--- Start ---

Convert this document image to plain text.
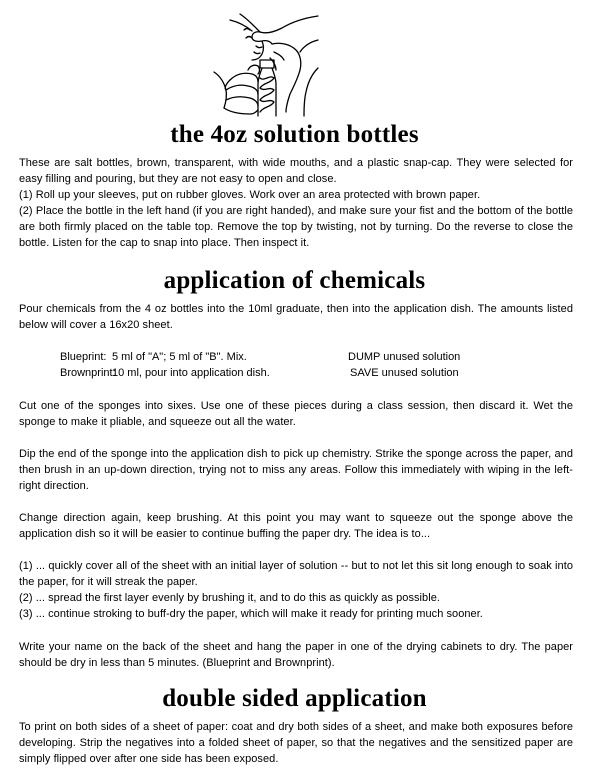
the 4oz solution bottles
These are salt bottles, brown, transparent, with wide mouths, and a plastic snap-cap. They were selected for easy filling and pouring, but they are not easy to open and close.
(1) Roll up your sleeves, put on rubber gloves. Work over an area protected with brown paper.
(2) Place the bottle in the left hand (if you are right handed), and make sure your fist and the bottom of the bottle are both firmly placed on the table top. Remove the top by twisting, not by turning. Do the reverse to close the bottle. Listen for the cap to snap into place. Then inspect it.
application of chemicals

Pour chemicals from the 4 oz bottles into the 10ml graduate, then into the application dish. The amounts listed below will cover a 16x20 sheet.

Blueprint: 5 ml of "A"; 5 ml of "B". Mix.	DUMP unused solution
Brownprint:10 ml, pour into application dish.	SAVE unused solution

Cut one of the sponges into sixes. Use one of these pieces during a class session, then discard it. Wet the sponge to make it pliable, and squeeze out all the water.

Dip the end of the sponge into the application dish to pick up chemistry. Strike the sponge across the paper, and then brush in an up-down direction, trying not to miss any areas. Follow this immediately with wiping in the left-right direction.

Change direction again, keep brushing. At this point you may want to squeeze out the sponge above the application dish so it will be easier to continue buffing the paper dry. The idea is to...

(1) ... quickly cover all of the sheet with an initial layer of solution -- but to not let this sit long enough to soak into the paper, for it will streak the paper.
(2) ... spread the first layer evenly by brushing it, and to do this as quickly as possible.
(3) ... continue stroking to buff-dry the paper, which will make it ready for printing much sooner.

Write your name on the back of the sheet and hang the paper in one of the drying cabinets to dry. The paper should be dry in less than 5 minutes. (Blueprint and Brownprint).

double sided application

To print on both sides of a sheet of paper: coat and dry both sides of a sheet, and make both exposures before developing. Strip the negatives into a folded sheet of paper, so that the negatives and the sensitized paper are simply flipped over after one side has been exposed.
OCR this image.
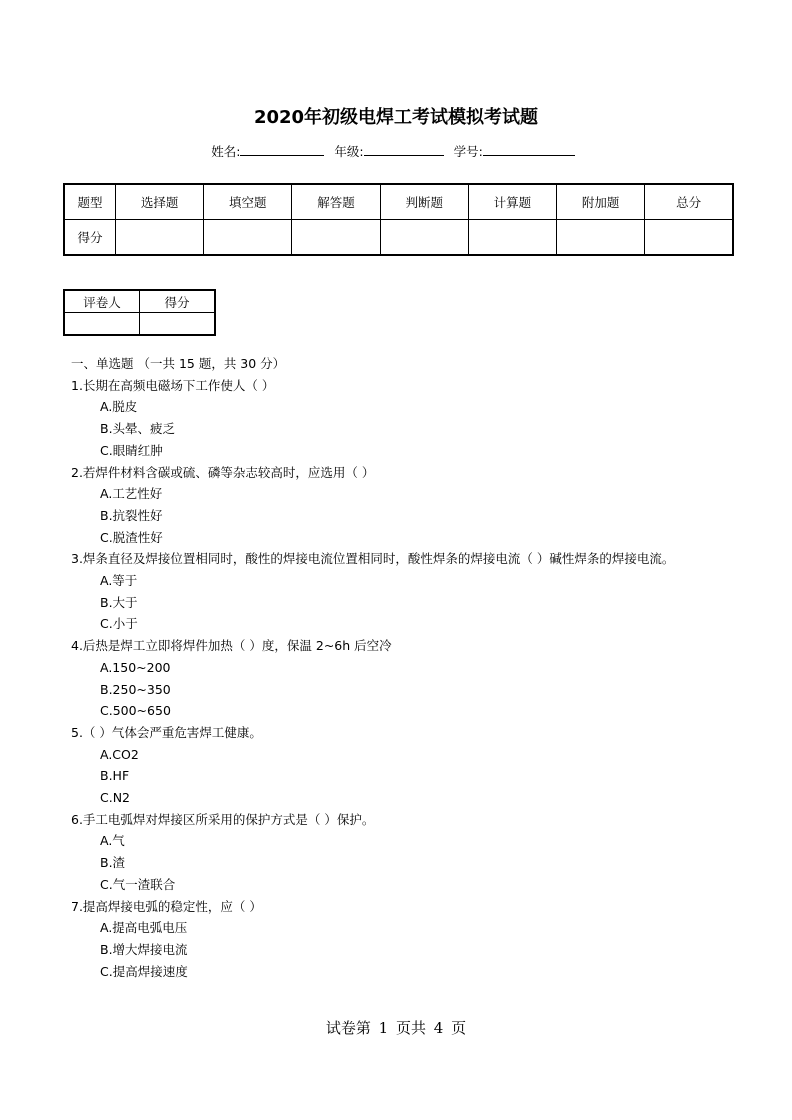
2020年初级电焊工考试模拟考试题
姓名:	年级:	学号:
题型	选择题	填空题	解答题	判断题	计算题	附加题	总分
得分							
评卷人	得分

一、单选题 （一共 15 题，共 30 分）
1.长期在高频电磁场下工作使人（ ）
A.脱皮
B.头晕、疲乏
C.眼睛红肿
2.若焊件材料含碳或硫、磷等杂志较高时，应选用（ ）
A.工艺性好
B.抗裂性好
C.脱渣性好
3.焊条直径及焊接位置相同时，酸性的焊接电流位置相同时，酸性焊条的焊接电流（ ）碱性焊条的焊接电流。
A.等于
B.大于
C.小于
4.后热是焊工立即将焊件加热（ ）度，保温 2~6h 后空冷
A.150~200
B.250~350
C.500~650
5.（ ）气体会严重危害焊工健康。
A.CO2
B.HF
C.N2
6.手工电弧焊对焊接区所采用的保护方式是（ ）保护。
A.气
B.渣
C.气一渣联合
7.提高焊接电弧的稳定性，应（ ）
A.提高电弧电压
B.增大焊接电流
C.提高焊接速度
试卷第 1 页共 4 页
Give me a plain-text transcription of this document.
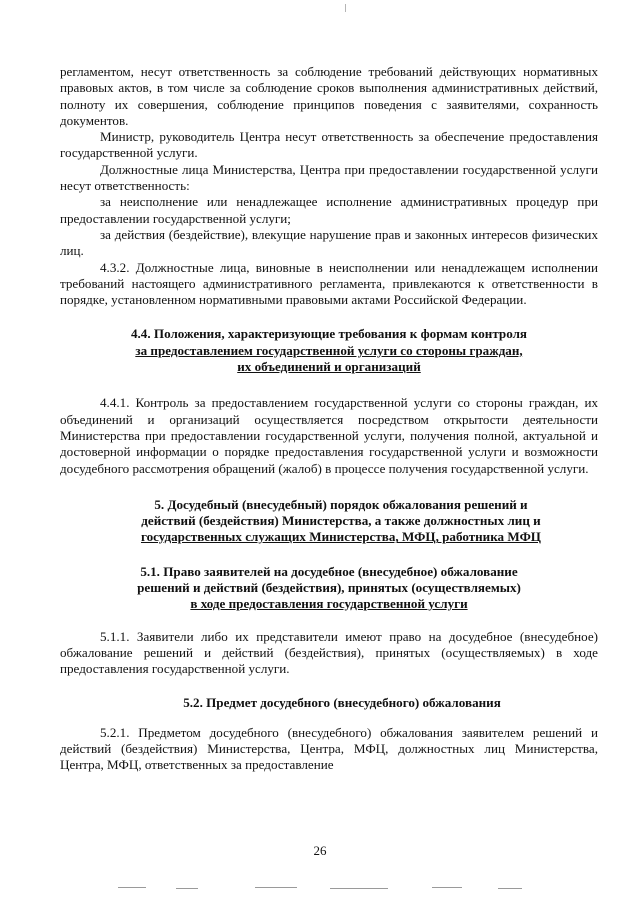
регламентом, несут ответственность за соблюдение требований действующих нормативных правовых актов, в том числе за соблюдение сроков выполнения административных действий, полноту их совершения, соблюдение принципов поведения с заявителями, сохранность документов.

Министр, руководитель Центра несут ответственность за обеспечение предоставления государственной услуги.

Должностные лица Министерства, Центра при предоставлении государственной услуги несут ответственность:

за неисполнение или ненадлежащее исполнение административных процедур при предоставлении государственной услуги;

за действия (бездействие), влекущие нарушение прав и законных интересов физических лиц.

4.3.2. Должностные лица, виновные в неисполнении или ненадлежащем исполнении требований настоящего административного регламента, привлекаются к ответственности в порядке, установленном нормативными правовыми актами Российской Федерации.

4.4. Положения, характеризующие требования к формам контроля
за предоставлением государственной услуги со стороны граждан,
их объединений и организаций

4.4.1. Контроль за предоставлением государственной услуги со стороны граждан, их объединений и организаций осуществляется посредством открытости деятельности Министерства при предоставлении государственной услуги, получения полной, актуальной и достоверной информации о порядке предоставления государственной услуги и возможности досудебного рассмотрения обращений (жалоб) в процессе получения государственной услуги.

5. Досудебный (внесудебный) порядок обжалования решений и
действий (бездействия) Министерства, а также должностных лиц и
государственных служащих Министерства, МФЦ, работника МФЦ
5.1. Право заявителей на досудебное (внесудебное) обжалование
решений и действий (бездействия), принятых (осуществляемых)
в ходе предоставления государственной услуги

5.1.1. Заявители либо их представители имеют право на досудебное (внесудебное) обжалование решений и действий (бездействия), принятых (осуществляемых) в ходе предоставления государственной услуги.

5.2. Предмет досудебного (внесудебного) обжалования

5.2.1. Предметом досудебного (внесудебного) обжалования заявителем решений и действий (бездействия) Министерства, Центра, МФЦ, должностных лиц Министерства, Центра, МФЦ, ответственных за предоставление

26
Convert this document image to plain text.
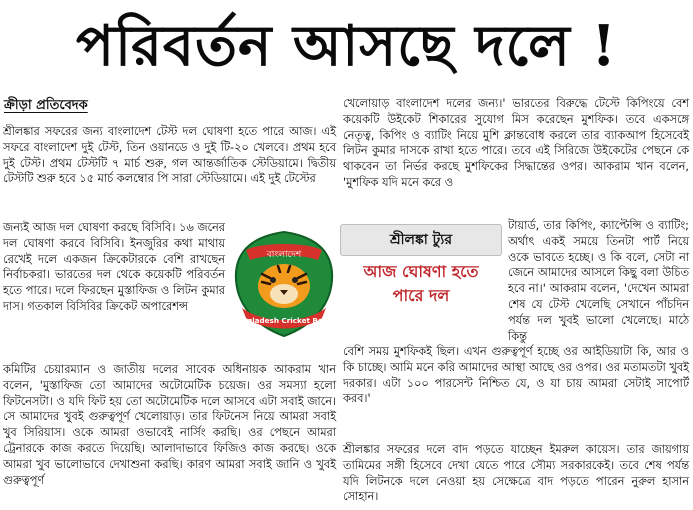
পরিবর্তন আসছে দলে !
ক্রীড়া প্রতিবেদক

শ্রীলঙ্কার সফরের জন্য বাংলাদেশ টেস্ট দল ঘোষণা হতে পারে আজ। এই সফরে বাংলাদেশ দুই টেস্ট, তিন ওয়ানডে ও দুই টি-২০ খেলবে। প্রথম হবে দুই টেস্ট। প্রথম টেস্টটি ৭ মার্চ শুরু, গল আন্তর্জাতিক স্টেডিয়ামে। দ্বিতীয় টেস্টটি শুরু হবে ১৫ মার্চ কলম্বোর পি সারা স্টেডিয়ামে। এই দুই টেস্টের

জন্যই আজ দল ঘোষণা করছে বিসিবি। ১৬ জনের দল ঘোষণা করবে বিসিবি। ইনজুরির কথা মাথায় রেখেই দলে একজন ক্রিকেটারকে বেশি রাখছেন নির্বাচকরা। ভারতের দল থেকে কয়েকটি পরিবর্তন হতে পারে। দলে ফিরছেন মুস্তাফিজ ও লিটন কুমার দাস। গতকাল বিসিবির ক্রিকেট অপারেশন্স

কমিটির চেয়ারম্যান ও জাতীয় দলের সাবেক অধিনায়ক আকরাম খান বলেন, 'মুস্তাফিজ তো আমাদের অটোমেটিক চয়েজ। ওর সমস্যা হলো ফিটনেসটা। ও যদি ফিট হয় তো অটোমেটিক দলে আসবে এটা সবাই জানে। সে আমাদের খুবই গুরুত্বপূর্ণ খেলোয়াড়। তার ফিটনেস নিয়ে আমরা সবাই খুব সিরিয়াস। ওকে আমরা ওভাবেই নার্সিং করছি। ওর পেছনে আমরা ট্রেনারকে কাজ করতে দিয়েছি। আলাদাভাবে ফিজিও কাজ করছে। ওকে আমরা খুব ভালোভাবে দেখাশুনা করছি। কারণ আমরা সবাই জানি ও খুবই গুরুত্বপূর্ণ

খেলোয়াড় বাংলাদেশ দলের জন্য।' ভারতের বিরুদ্ধে টেস্টে কিপিংয়ে বেশ কয়েকটি উইকেট শিকারের সুযোগ মিস করেছেন মুশফিক। তবে একসঙ্গে নেতৃত্ব, কিপিং ও ব্যাটিং নিয়ে মুশি ক্লান্তবোধ করলে তার ব্যাকআপ হিসেবেই লিটন কুমার দাসকে রাখা হতে পারে। তবে এই সিরিজে উইকেটের পেছনে কে থাকবেন তা নির্ভর করছে মুশফিকের সিদ্ধান্তের ওপর। আকরাম খান বলেন, 'মুশফিক যদি মনে করে ও

টায়ার্ড, তার কিপিং, ক্যাপ্টেন্সি ও ব্যাটিং; অর্থাৎ একই সময়ে তিনটা পার্ট নিয়ে ওকে ভাবতে হচ্ছে। ও কি বলে, সেটা না জেনে আমাদের আসলে কিছু বলা উচিত হবে না।' আকরাম বলেন, 'দেখেন আমরা শেষ যে টেস্ট খেলেছি সেখানে পাঁচদিন পর্যন্ত দল খুবই ভালো খেলেছে। মাঠে কিন্তু

বেশি সময় মুশফিকই ছিল। এখন গুরুত্বপূর্ণ হচ্ছে ওর আইডিয়াটা কি, আর ও কি চাচ্ছে। আমি মনে করি আমাদের আস্থা আছে ওর ওপর। ওর মতামতটা খুবই দরকার। এটা ১০০ পারসেন্ট নিশ্চিত যে, ও যা চায় আমরা সেটাই সাপোর্ট করব।'

শ্রীলঙ্কার সফরের দলে বাদ পড়তে যাচ্ছেন ইমরুল কায়েস। তার জায়গায় তামিমের সঙ্গী হিসেবে দেখা যেতে পারে সৌম্য সরকারকেই। তবে শেষ পর্যন্ত যদি লিটনকে দলে নেওয়া হয় সেক্ষেত্রে বাদ পড়তে পারেন নুরুল হাসান সোহান।

বাংলাদেশ
Bangladesh Cricket Board
শ্রীলঙ্কা ট্যুর
আজ ঘোষণা হতে পারে দল
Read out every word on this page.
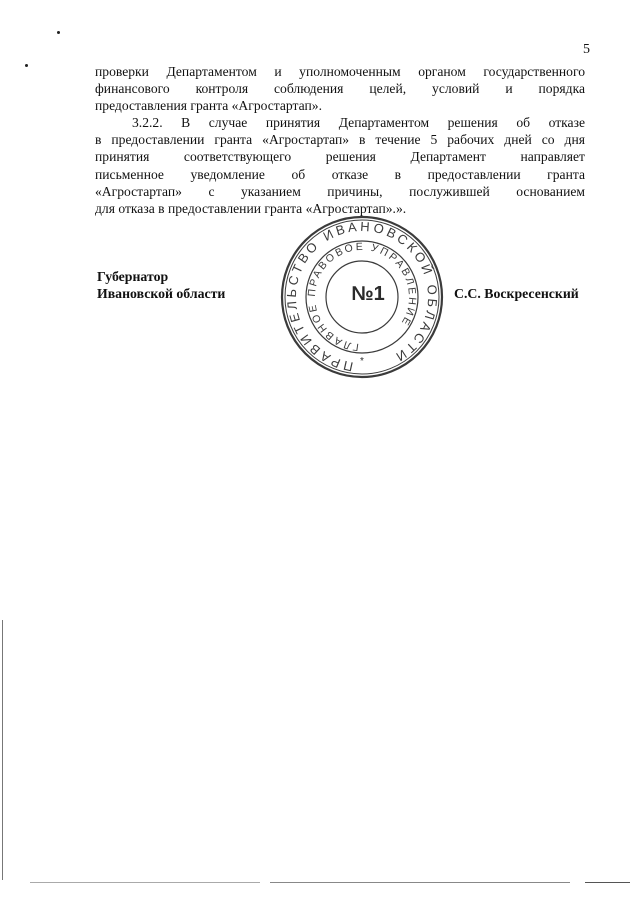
5

проверки Департаментом и уполномоченным органом государственного
финансового контроля соблюдения целей, условий и порядка
предоставления гранта «Агростартап».

3.2.2. В случае принятия Департаментом решения об отказе
в предоставлении гранта «Агростартап» в течение 5 рабочих дней со дня
принятия соответствующего решения Департамент направляет
письменное уведомление об отказе в предоставлении гранта
«Агростартап» с указанием причины, послужившей основанием
для отказа в предоставлении гранта «Агростартап».».

Губернатор
Ивановской области	С.С. Воскресенский
ПРАВИТЕЛЬСТВО ИВАНОВСКОЙ ОБЛАСТИ
ГЛАВНОЕ ПРАВОВОЕ УПРАВЛЕНИЕ
№1
*
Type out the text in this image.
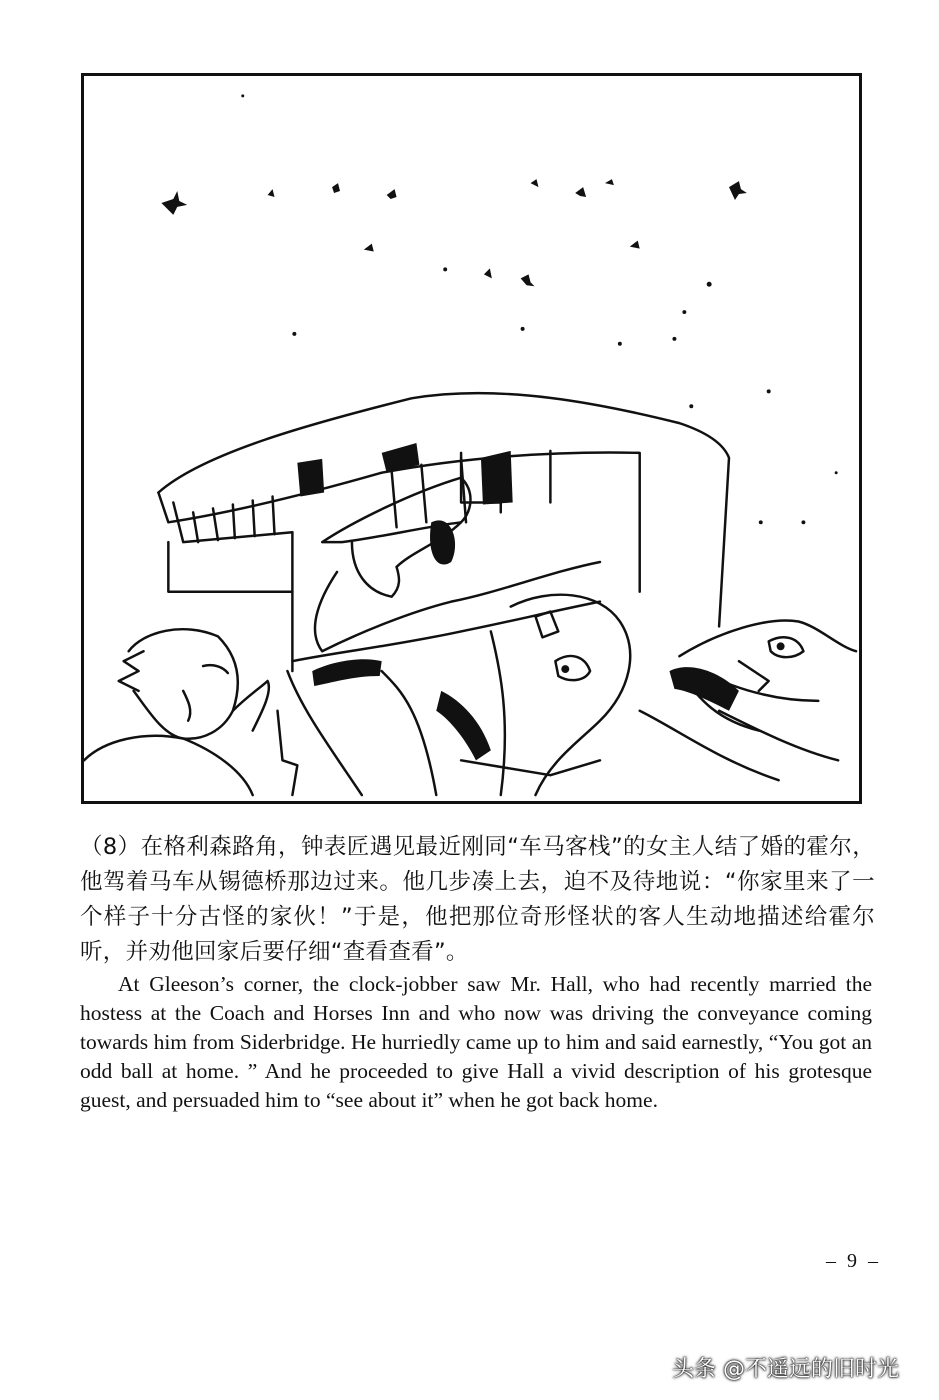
（8）在格利森路角，钟表匠遇见最近刚同“车马客栈”的女主人结了婚的霍尔，他驾着马车从锡德桥那边过来。他几步凑上去，迫不及待地说：“你家里来了一个样子十分古怪的家伙！”于是，他把那位奇形怪状的客人生动地描述给霍尔听，并劝他回家后要仔细“查看查看”。

At Gleeson’s corner, the clock-jobber saw Mr. Hall, who had recently married the hostess at the Coach and Horses Inn and who now was driving the conveyance coming towards him from Siderbridge. He hurriedly came up to him and said earnestly, “You got an odd ball at home. ” And he proceeded to give Hall a vivid description of his grotesque guest, and persuaded him to “see about it” when he got back home.

– 9 –
头条 @不遥远的旧时光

--- End ---

Find the lines with the string "порядке" and reproduce them.

◆ Written solution:
4.3.2. Должностные лица, виновные в неисполнении или ненадлежащем исполнении требований настоящего административного регламента, привлекаются к ответственности в порядке, установленном нормативными правовыми актами Российской Федерации.
4.4.1. Контроль за предоставлением государственной услуги со стороны граждан, их объединений и организаций осуществляется посредством открытости деятельности Министерства при предоставлении государственной услуги, получения полной, актуальной и достоверной информации о порядке предоставления государственной услуги и возможности досудебного рассмотрения обращений (жалоб) в процессе получения государственной услуги.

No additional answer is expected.